[Layout annotation data]
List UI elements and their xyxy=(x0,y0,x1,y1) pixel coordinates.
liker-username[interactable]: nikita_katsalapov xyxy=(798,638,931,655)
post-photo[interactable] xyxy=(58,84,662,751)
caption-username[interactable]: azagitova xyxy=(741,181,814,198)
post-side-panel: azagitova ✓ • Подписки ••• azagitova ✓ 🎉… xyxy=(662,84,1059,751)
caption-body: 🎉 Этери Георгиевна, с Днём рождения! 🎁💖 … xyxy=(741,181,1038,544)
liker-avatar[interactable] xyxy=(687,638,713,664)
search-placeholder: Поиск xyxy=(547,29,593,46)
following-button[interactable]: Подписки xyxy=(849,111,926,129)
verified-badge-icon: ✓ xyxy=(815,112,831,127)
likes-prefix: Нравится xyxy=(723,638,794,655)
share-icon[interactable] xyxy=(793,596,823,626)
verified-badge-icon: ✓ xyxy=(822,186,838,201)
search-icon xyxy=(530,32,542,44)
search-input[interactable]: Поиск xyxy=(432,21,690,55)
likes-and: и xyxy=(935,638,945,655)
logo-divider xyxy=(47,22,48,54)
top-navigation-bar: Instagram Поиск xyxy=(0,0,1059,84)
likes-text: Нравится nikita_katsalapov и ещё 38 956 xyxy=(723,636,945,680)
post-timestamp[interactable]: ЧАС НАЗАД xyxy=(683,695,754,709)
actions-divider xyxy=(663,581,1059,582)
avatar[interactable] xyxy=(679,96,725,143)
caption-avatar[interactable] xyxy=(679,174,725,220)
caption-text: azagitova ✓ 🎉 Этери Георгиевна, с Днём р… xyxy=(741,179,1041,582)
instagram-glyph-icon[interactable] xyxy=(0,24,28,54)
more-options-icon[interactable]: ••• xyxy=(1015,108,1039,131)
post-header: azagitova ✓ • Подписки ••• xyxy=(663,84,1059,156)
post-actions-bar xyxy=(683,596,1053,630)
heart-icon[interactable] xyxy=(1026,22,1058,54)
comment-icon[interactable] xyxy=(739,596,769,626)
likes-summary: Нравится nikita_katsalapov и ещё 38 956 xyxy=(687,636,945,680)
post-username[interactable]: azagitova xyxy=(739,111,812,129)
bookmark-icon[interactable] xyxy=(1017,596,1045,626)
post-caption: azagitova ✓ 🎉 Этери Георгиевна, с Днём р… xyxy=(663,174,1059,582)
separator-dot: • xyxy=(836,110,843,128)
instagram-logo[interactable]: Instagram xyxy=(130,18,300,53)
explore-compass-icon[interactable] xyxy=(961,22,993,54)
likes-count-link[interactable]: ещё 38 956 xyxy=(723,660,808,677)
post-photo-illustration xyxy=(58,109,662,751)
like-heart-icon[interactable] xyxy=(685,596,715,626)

* [What is expected]: Rewrite every line of the material as a Markdown table with a Row column for the line's number and a Line column for its text, leaving out blank lines.

* [Written response]:
| Row | Line |
|---|---|
| 1 | List UI elements and their xyxy=(x0,y0,x1,y1) pixel coordinates. |
| 2 | liker-username[interactable]: nikita_katsalapov xyxy=(798,638,931,655) |
| 3 | post-photo[interactable] xyxy=(58,84,662,751) |
| 4 | caption-username[interactable]: azagitova xyxy=(741,181,814,198) |
| 5 | post-side-panel: azagitova ✓ • Подписки ••• azagitova ✓ 🎉… xyxy=(662,84,1059,751) |
| 6 | caption-body: 🎉 Этери Георгиевна, с Днём рождения! 🎁💖 … xyxy=(741,181,1038,544) |
| 7 | liker-avatar[interactable] xyxy=(687,638,713,664) |
| 8 | search-placeholder: Поиск xyxy=(547,29,593,46) |
| 9 | following-button[interactable]: Подписки xyxy=(849,111,926,129) |
| 10 | verified-badge-icon: ✓ xyxy=(815,112,831,127) |
| 11 | likes-prefix: Нравится xyxy=(723,638,794,655) |
| 12 | share-icon[interactable] xyxy=(793,596,823,626) |
| 13 | verified-badge-icon: ✓ xyxy=(822,186,838,201) |
| 14 | search-icon xyxy=(530,32,542,44) |
| 15 | search-input[interactable]: Поиск xyxy=(432,21,690,55) |
| 16 | likes-and: и xyxy=(935,638,945,655) |
| 17 | logo-divider xyxy=(47,22,48,54) |
| 18 | top-navigation-bar: Instagram Поиск xyxy=(0,0,1059,84) |
| 19 | likes-text: Нравится nikita_katsalapov и ещё 38 956 xyxy=(723,636,945,680) |
| 20 | post-timestamp[interactable]: ЧАС НАЗАД xyxy=(683,695,754,709) |
| 21 | actions-divider xyxy=(663,581,1059,582) |
| 22 | avatar[interactable] xyxy=(679,96,725,143) |
| 23 | caption-avatar[interactable] xyxy=(679,174,725,220) |
| 24 | caption-text: azagitova ✓ 🎉 Этери Георгиевна, с Днём р… xyxy=(741,179,1041,582) |
| 25 | instagram-glyph-icon[interactable] xyxy=(0,24,28,54) |
| 26 | more-options-icon[interactable]: ••• xyxy=(1015,108,1039,131) |
| 27 | post-header: azagitova ✓ • Подписки ••• xyxy=(663,84,1059,156) |
| 28 | post-actions-bar xyxy=(683,596,1053,630) |
| 29 | heart-icon[interactable] xyxy=(1026,22,1058,54) |
| 30 | comment-icon[interactable] xyxy=(739,596,769,626) |
| 31 | likes-summary: Нравится nikita_katsalapov и ещё 38 956 xyxy=(687,636,945,680) |
| 32 | post-username[interactable]: azagitova xyxy=(739,111,812,129) |
| 33 | bookmark-icon[interactable] xyxy=(1017,596,1045,626) |
| 34 | post-caption: azagitova ✓ 🎉 Этери Георгиевна, с Днём р… xyxy=(663,174,1059,582) |
| 35 | separator-dot: • xyxy=(836,110,843,128) |
| 36 | instagram-logo[interactable]: Instagram xyxy=(130,18,300,53) |
| 37 | explore-compass-icon[interactable] xyxy=(961,22,993,54) |
| 38 | likes-count-link[interactable]: ещё 38 956 xyxy=(723,660,808,677) |
| 39 | post-photo-illustration xyxy=(58,109,662,751) |
| 40 | like-heart-icon[interactable] xyxy=(685,596,715,626) |